## **The International Society of Data Scientists - NLP Track**
#### **Fashion and Beauty Review Rating - The 3rd Annual International Data Science & AI Competition 2022**


Predict how satisfied customers are based on their product reviews, to help with insight in fashion and beauty products.

#### Downloading Datasets

In [None]:
%pip install opendatasets

In [1]:
import opendatasets as od
od.download("https://www.kaggle.com/competitions/fashion-and-beauty-reviews")

Please provide your Kaggle credentials to download this dataset. Learn more: http://bit.ly/kaggle-creds
Your Kaggle username:Your Kaggle Key:



Downloading fashion-and-beauty-reviews.zip to .\fashion-and-beauty-reviews


100%|██████████| 112M/112M [00:28<00:00, 4.15MB/s] 


Extracting archive .\fashion-and-beauty-reviews/fashion-and-beauty-reviews.zip to .\fashion-and-beauty-reviews





#### Working with the Dataset

In [None]:
%pip install pandas
%pip install numpy
%pip install torch

In [1]:
import pandas as pd
import numpy as np

In [2]:
dataframe = pd.read_csv(r"fashion-and-beauty-reviews\review_train.tsv", sep='\t', header=0)

In [3]:
dataframe.head()

Task set:
1. Answer these about the review-rating notebook:
(a) Which package is installed with %pip before the dataset is downloaded?
(b) How large is the downloaded zip file?
(c) What separator is passed to pd.read_csv?
2. Repeat the stretch of the review-rating notebook from "## **The International" through "and beauty products.".
3. Carry the review-rating notebook on from the point where it stops.
The records have nothing to do with the review-rating notebook.

Record extracts:

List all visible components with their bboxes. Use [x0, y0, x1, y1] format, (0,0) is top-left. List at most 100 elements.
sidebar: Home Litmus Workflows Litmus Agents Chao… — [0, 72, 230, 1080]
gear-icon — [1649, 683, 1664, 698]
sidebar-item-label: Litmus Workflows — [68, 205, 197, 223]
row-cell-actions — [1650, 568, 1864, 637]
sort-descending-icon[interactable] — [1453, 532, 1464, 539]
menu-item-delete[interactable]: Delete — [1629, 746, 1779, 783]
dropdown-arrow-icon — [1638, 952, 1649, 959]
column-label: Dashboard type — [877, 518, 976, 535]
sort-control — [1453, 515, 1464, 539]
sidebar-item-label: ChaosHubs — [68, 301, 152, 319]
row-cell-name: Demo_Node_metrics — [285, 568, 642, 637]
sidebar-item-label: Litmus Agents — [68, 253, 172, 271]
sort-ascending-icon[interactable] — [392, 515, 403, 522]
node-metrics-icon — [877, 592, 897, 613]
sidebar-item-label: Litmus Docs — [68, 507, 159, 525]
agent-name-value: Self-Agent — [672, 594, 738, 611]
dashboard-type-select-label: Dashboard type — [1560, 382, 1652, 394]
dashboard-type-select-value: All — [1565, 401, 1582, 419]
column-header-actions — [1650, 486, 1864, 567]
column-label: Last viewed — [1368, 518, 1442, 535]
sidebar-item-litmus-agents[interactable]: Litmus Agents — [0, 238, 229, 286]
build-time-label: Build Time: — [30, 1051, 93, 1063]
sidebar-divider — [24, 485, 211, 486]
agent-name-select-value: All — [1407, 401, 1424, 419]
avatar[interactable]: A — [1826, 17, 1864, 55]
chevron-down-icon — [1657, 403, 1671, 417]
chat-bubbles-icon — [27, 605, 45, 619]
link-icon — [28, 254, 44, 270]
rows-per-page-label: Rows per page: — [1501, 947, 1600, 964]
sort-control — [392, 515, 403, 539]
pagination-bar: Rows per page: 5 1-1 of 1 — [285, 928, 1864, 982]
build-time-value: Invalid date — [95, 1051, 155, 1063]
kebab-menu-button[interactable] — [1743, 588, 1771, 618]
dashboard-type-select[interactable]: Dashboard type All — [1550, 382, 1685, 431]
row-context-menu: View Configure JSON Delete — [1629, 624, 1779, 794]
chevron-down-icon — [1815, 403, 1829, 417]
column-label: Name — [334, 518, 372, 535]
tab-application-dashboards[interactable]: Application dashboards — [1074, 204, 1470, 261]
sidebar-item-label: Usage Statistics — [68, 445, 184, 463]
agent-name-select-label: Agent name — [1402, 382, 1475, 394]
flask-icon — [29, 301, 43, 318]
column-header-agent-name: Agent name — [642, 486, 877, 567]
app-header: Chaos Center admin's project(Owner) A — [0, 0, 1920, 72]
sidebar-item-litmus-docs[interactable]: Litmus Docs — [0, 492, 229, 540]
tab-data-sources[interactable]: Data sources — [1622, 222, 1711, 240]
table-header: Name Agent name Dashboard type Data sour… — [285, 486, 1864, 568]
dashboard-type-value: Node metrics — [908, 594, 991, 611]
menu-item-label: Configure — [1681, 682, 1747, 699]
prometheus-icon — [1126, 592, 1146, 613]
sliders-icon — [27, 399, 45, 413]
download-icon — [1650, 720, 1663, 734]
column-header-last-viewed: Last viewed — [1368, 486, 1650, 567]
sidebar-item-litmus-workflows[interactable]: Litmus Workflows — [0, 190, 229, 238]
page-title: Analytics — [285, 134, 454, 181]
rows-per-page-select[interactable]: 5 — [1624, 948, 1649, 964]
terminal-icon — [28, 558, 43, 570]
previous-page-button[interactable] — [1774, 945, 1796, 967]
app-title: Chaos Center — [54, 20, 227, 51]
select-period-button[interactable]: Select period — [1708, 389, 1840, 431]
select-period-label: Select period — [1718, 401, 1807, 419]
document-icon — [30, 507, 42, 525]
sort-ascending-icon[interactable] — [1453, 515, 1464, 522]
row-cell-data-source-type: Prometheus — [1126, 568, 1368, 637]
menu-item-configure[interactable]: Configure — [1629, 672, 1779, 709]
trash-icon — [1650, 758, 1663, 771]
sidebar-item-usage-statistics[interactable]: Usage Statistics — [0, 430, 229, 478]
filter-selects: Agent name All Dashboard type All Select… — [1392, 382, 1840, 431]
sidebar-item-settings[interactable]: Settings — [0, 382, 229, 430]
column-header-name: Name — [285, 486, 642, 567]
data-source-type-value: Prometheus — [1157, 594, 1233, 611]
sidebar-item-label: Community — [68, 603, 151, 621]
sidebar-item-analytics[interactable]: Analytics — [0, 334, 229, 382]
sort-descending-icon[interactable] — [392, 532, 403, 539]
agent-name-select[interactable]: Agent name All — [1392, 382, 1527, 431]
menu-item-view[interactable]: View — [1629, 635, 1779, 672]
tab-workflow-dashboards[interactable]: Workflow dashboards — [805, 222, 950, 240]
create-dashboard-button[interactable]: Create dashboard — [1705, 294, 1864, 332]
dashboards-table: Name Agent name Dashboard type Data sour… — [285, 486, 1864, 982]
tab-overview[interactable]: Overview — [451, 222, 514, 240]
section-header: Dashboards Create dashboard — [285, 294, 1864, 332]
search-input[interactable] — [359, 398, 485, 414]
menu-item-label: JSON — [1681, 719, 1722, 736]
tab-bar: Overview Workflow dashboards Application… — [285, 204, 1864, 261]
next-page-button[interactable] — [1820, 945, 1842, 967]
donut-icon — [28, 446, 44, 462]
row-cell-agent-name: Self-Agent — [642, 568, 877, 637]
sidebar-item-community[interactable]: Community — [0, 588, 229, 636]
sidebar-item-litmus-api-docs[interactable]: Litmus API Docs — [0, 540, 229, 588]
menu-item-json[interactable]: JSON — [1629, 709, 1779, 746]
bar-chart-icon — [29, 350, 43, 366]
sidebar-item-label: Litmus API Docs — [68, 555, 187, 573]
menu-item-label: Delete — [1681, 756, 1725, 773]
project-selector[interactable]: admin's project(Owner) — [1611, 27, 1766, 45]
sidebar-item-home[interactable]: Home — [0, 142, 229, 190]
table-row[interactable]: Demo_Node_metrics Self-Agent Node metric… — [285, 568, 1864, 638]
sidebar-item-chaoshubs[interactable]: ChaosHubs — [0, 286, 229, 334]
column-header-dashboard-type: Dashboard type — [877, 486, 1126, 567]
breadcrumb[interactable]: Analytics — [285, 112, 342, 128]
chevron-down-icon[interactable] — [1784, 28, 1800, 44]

Expected answers:
1.
(a) opendatasets
(b) 112M
(c) A tab ('\t')

2.
## **The International Society of Data Scientists - NLP Track**
#### **Fashion and Beauty Review Rating - The 3rd Annual International Data Science & AI Competition 2022**


Predict how satisfied customers are based on their product reviews, to help with insight in fashion and beauty products.

3.
Unnamed: 0,rating,review,summary,product,reviewer
0,4.0,I received this cream about 8 days ago and hav...,Thought this cream was making me sick...,B00DKEQYJY,A3IQA3VVDHGAK1
1,5.0,Beautiful pieces,Five Stars,B00L4JJKH0,A1QWCVZMSYG1N2
2,5.0,Really impressive tree. It goes together quick...,Highly recommended,1620213982,A2QRLRHMFDJ25E
3,4.0,good,Four Stars,B01D2J35BG,A2MMO1P2ZNEUNF
4,5.0,Gift for granddaughter. She loved it.,Cool looking umbrella.,B01422IQD4,A1WXKDA47VPOFT


##### Simple Analysis

In [4]:
dataframe.shape

(1003984, 5)

In [5]:
print(f"Possible ratings : {np.sort(dataframe['rating'].unique())}")

Possible ratings : [1. 2. 3. 4. 5.]


In [6]:
for col in ['review', 'summary']:
      print(f"Longest string in '{col}' is record# {dataframe[col].str.len().argmax()} "
            f"of length {len(dataframe.iloc[dataframe[col].str.len().argmax()][col])}")

      print(f"Shortest string in '{col}' is record# {dataframe[col].str.len().argmin()} "
            f"of length {len(dataframe.iloc[dataframe[col].str.len().argmin()][col])}")

Longest string in 'review' is record# 788873 of length 13741
Shortest string in 'review' is record# 9398 of length 1
Longest string in 'summary' is record# 800077 of length 267
Shortest string in 'summary' is record# 2321 of length 1


In [7]:
dataframe.isna().sum()

rating         0
review      1304
summary      597
product        0
reviewer       0
dtype: int64

#### Set up

In [8]:
import numpy as np
import pandas as pd
import random
import torch
import torch.nn as nn

In [9]:
def set_seeds(seed=1234):
    """Set seeds for reproducibility."""
    np.random.seed(seed)
    random.seed(seed)
    torch.manual_seed(seed)
    torch.cuda.manual_seed(seed)
    torch.cuda.manual_seed_all(seed) # multi-GPU

In [10]:
import time

set_seeds(seed=int(time.time()))

In [11]:
# Set device
cuda = True
device = torch.device("cuda" if (
    torch.cuda.is_available() and cuda) else "cpu")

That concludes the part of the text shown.